[OBJECTIVE]:
All lines in the data bearing the string "this" should be identified and copied.
-- begin --
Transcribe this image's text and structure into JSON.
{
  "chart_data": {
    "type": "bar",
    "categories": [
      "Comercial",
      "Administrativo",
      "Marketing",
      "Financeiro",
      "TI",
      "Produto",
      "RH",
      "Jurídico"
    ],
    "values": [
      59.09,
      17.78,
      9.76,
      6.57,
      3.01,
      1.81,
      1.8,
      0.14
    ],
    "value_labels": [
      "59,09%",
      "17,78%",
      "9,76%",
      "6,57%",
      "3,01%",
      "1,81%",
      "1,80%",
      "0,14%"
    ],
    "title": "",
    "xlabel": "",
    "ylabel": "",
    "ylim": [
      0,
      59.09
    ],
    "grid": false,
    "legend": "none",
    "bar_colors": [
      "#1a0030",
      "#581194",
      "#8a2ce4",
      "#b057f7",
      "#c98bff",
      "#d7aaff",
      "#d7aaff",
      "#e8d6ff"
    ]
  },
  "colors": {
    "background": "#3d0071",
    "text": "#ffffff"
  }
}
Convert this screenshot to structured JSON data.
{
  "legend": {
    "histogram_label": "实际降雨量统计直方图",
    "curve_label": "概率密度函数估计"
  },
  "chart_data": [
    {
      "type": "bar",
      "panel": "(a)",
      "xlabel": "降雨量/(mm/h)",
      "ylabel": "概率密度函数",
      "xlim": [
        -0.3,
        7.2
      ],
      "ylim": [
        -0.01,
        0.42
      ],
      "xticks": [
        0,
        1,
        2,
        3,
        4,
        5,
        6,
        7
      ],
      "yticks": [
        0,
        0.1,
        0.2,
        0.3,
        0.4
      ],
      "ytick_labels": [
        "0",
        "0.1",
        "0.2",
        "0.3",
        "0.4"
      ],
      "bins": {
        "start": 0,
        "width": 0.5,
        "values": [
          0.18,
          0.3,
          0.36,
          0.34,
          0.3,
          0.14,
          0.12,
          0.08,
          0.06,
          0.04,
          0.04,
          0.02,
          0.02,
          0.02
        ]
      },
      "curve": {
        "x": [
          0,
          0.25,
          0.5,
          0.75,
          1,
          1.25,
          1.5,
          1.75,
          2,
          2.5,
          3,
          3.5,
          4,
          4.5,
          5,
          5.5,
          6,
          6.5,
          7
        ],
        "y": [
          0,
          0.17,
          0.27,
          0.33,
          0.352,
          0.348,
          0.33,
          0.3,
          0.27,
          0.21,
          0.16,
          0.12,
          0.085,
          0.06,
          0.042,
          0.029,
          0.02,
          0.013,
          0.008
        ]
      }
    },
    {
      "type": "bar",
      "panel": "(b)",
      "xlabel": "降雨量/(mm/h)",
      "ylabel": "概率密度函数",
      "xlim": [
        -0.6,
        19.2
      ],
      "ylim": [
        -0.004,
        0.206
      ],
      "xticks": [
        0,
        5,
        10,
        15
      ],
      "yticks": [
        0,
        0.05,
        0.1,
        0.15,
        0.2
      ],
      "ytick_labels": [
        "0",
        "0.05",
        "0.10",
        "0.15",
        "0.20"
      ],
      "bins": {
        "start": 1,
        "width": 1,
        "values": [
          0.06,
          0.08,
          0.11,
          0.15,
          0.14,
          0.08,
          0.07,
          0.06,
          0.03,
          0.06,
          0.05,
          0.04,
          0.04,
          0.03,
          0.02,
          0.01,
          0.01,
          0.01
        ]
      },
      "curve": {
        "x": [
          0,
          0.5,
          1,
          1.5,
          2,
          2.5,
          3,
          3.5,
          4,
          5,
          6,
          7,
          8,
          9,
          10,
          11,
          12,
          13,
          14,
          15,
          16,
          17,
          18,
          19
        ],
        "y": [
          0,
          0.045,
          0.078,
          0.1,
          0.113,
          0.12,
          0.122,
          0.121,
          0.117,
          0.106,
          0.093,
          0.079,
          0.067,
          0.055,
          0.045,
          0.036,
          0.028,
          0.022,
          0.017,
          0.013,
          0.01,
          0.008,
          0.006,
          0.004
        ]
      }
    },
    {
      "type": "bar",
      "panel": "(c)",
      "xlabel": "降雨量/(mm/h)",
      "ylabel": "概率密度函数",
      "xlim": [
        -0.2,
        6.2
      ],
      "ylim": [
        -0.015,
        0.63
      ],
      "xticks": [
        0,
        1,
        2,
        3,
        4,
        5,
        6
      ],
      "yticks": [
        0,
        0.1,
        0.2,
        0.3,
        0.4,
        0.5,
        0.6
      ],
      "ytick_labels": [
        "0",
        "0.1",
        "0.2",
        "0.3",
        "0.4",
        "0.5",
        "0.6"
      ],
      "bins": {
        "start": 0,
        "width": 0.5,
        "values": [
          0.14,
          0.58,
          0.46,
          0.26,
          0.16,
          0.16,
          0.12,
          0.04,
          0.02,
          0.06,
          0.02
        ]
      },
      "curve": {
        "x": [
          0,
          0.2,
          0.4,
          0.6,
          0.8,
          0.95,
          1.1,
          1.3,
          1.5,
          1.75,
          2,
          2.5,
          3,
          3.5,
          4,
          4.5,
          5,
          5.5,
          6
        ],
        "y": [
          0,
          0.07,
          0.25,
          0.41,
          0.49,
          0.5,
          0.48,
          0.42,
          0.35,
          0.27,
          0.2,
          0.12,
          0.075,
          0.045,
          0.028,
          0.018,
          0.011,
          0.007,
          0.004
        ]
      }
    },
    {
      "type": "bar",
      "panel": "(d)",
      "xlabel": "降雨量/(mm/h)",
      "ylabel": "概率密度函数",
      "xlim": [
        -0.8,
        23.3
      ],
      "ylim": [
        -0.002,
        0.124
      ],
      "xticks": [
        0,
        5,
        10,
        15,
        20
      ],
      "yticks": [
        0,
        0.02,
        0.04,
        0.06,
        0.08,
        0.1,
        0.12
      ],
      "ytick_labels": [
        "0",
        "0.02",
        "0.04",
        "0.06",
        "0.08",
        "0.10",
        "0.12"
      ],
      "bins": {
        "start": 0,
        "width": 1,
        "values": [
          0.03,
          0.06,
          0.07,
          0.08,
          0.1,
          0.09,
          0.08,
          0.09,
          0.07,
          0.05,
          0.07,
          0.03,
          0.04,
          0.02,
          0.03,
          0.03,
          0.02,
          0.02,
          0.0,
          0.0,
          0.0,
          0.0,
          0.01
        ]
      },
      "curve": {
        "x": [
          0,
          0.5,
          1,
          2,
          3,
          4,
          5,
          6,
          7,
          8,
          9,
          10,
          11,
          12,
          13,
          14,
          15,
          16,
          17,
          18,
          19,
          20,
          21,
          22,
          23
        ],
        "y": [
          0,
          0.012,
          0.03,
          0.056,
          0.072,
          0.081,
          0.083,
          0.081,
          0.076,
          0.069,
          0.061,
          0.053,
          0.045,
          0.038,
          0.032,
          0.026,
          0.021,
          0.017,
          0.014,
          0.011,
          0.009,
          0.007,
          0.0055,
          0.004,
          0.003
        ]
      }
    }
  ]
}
-- end --
[OUTPUT]:
Transcribe this image's text and structure into JSON.
Convert this screenshot to structured JSON data.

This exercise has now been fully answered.